### DATA ENTRIES
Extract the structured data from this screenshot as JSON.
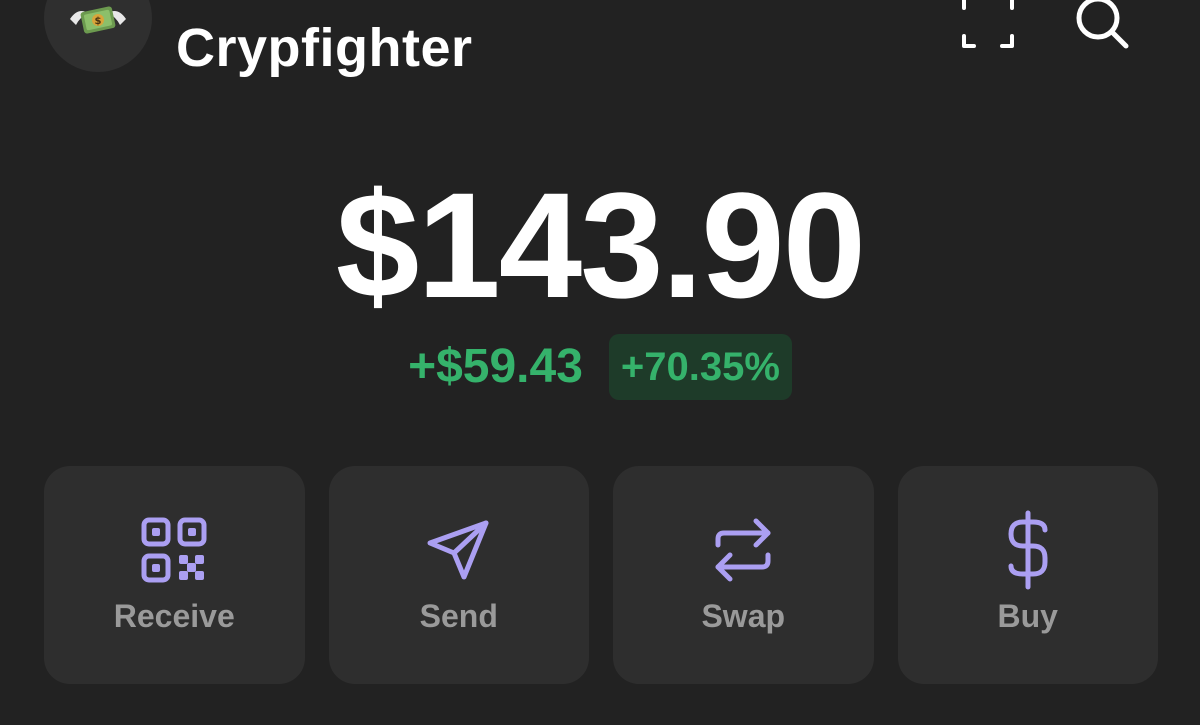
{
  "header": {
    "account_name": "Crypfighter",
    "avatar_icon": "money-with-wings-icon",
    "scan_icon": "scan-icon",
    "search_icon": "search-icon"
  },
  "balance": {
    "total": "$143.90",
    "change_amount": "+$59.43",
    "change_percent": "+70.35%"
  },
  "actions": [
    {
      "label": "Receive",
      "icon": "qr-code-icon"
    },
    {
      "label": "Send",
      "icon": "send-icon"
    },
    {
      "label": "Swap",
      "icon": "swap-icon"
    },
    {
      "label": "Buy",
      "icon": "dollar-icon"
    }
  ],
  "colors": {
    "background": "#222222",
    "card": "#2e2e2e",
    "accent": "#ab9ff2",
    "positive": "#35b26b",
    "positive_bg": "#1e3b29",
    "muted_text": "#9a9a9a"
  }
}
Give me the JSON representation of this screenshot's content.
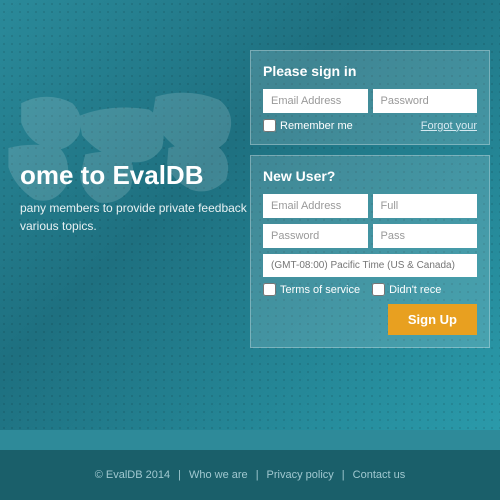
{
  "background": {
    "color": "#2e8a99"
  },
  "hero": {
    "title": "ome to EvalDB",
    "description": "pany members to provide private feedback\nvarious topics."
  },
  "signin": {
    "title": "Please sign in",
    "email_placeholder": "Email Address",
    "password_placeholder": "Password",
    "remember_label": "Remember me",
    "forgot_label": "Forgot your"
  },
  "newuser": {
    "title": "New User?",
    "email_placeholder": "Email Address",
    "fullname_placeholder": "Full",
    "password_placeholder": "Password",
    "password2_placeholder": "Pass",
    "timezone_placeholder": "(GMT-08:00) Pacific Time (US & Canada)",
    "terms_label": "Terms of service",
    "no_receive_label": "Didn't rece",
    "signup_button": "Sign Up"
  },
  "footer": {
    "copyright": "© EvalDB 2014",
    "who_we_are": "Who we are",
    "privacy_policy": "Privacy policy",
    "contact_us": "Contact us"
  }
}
* * *
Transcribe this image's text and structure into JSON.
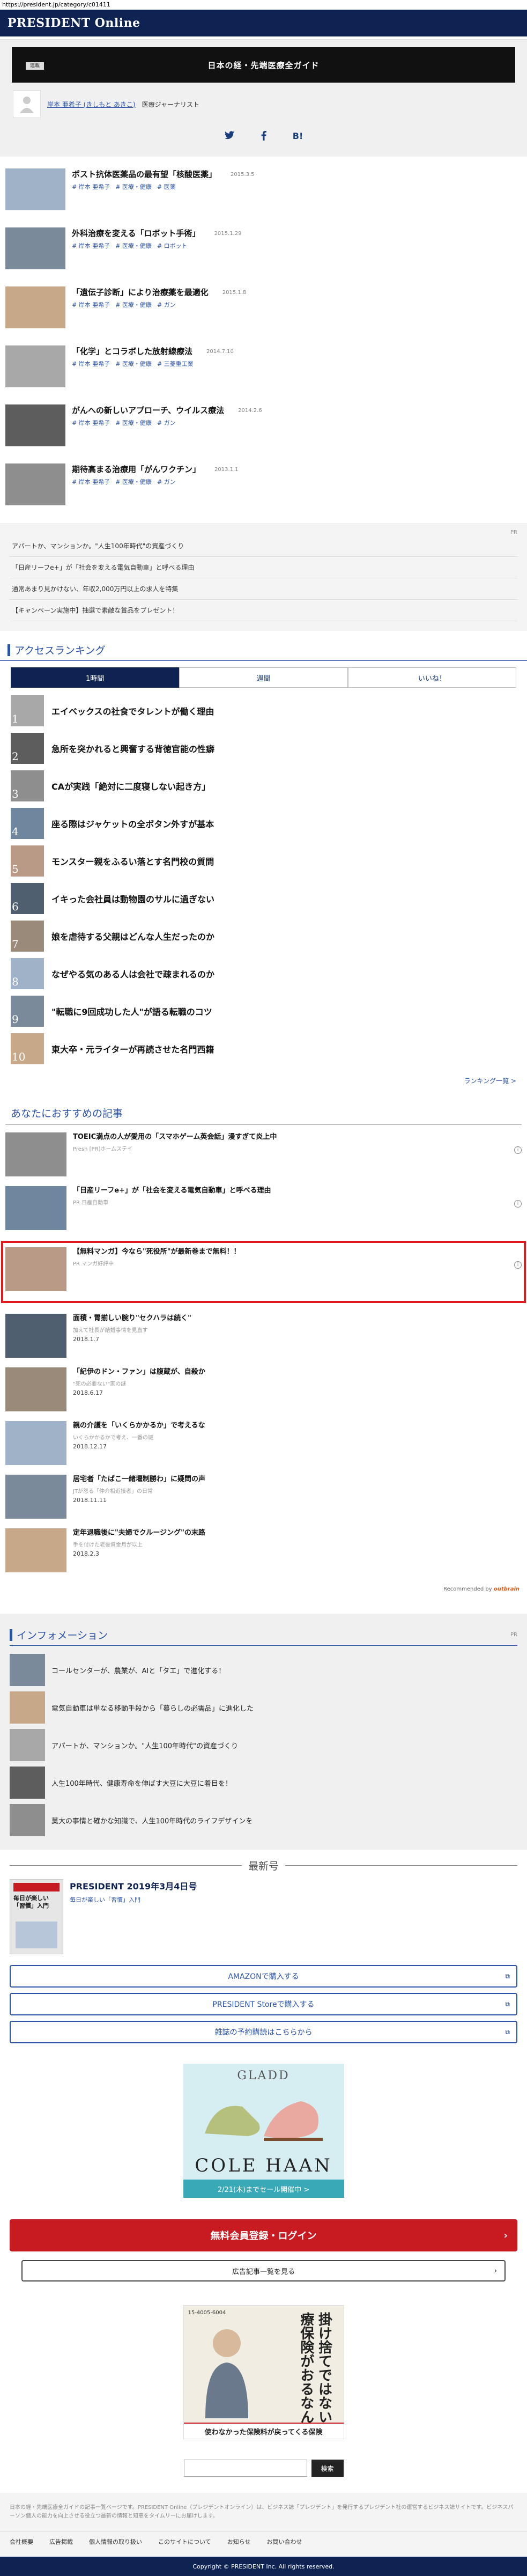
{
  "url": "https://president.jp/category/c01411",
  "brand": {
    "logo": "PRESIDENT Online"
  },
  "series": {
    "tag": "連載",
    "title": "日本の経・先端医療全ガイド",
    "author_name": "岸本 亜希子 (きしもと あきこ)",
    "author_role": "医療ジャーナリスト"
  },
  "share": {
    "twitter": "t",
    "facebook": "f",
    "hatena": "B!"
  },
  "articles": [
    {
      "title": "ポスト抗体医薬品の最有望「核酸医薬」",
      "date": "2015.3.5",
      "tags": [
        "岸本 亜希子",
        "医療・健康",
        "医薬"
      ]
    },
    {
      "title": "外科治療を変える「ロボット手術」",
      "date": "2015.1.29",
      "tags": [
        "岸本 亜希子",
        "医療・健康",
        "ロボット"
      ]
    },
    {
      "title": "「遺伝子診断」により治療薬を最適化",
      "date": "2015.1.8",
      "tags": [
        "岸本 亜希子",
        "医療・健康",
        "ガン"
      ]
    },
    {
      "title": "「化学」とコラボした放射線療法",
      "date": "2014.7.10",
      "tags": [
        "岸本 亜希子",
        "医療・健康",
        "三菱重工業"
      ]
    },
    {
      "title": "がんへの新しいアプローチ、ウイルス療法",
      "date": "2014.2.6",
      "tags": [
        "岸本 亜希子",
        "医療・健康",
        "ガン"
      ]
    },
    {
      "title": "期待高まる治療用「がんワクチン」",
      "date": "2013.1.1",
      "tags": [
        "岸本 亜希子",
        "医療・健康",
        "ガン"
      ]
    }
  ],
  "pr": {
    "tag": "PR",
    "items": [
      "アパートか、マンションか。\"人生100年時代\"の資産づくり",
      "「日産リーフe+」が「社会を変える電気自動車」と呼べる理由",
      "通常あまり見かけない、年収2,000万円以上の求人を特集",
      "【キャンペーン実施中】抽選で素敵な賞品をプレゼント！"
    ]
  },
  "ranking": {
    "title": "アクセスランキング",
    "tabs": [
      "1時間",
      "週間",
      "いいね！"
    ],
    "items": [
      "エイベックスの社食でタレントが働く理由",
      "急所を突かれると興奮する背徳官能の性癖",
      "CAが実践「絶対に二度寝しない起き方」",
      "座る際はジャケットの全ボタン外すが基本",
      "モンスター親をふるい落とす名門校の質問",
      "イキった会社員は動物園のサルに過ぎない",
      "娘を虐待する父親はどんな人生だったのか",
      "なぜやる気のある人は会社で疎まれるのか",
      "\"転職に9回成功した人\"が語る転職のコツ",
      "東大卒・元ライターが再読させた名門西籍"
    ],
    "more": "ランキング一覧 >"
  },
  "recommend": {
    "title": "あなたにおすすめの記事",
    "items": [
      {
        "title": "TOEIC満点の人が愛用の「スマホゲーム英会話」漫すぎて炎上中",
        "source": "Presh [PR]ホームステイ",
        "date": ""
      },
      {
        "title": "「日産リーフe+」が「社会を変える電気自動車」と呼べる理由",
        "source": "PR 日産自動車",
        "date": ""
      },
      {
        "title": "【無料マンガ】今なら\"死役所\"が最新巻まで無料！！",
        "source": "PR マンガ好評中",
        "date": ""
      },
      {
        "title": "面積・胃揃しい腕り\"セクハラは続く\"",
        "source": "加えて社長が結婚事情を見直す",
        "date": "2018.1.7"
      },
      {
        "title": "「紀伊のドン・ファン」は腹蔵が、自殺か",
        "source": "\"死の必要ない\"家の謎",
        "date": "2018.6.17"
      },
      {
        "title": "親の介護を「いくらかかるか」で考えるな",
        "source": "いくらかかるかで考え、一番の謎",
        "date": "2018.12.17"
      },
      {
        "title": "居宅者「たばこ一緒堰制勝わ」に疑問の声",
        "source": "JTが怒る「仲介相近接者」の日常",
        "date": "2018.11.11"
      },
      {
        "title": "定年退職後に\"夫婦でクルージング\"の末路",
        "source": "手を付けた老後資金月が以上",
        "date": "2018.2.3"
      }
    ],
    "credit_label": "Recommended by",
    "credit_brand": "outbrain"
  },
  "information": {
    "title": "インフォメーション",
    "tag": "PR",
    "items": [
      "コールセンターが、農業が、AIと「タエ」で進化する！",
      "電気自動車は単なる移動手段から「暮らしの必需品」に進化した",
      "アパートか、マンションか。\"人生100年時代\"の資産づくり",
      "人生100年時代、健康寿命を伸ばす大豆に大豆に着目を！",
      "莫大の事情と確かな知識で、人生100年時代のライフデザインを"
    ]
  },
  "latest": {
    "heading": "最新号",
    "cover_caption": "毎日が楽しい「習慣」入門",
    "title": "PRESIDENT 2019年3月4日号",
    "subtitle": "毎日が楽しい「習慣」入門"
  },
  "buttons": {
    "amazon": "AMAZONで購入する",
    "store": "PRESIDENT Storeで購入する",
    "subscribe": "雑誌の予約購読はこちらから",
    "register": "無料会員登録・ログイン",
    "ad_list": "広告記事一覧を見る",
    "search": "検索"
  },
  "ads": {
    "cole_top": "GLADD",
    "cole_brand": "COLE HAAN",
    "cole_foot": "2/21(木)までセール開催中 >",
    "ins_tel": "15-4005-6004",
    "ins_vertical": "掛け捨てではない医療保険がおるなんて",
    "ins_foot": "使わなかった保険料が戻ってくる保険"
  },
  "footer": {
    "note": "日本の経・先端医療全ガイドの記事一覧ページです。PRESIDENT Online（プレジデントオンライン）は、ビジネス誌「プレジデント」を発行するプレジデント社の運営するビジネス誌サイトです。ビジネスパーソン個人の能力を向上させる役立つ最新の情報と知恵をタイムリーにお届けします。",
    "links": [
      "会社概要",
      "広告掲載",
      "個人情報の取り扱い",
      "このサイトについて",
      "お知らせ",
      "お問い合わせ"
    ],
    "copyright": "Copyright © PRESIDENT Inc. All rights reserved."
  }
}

### WORK REQUIRED
In the material above, find the lines that contain "copyright" and show them.

### OUTPUT BELOW
    "copyright": "© EvalDB 2014",
    "copyright": "Copyright © PRESIDENT Inc. All rights reserved."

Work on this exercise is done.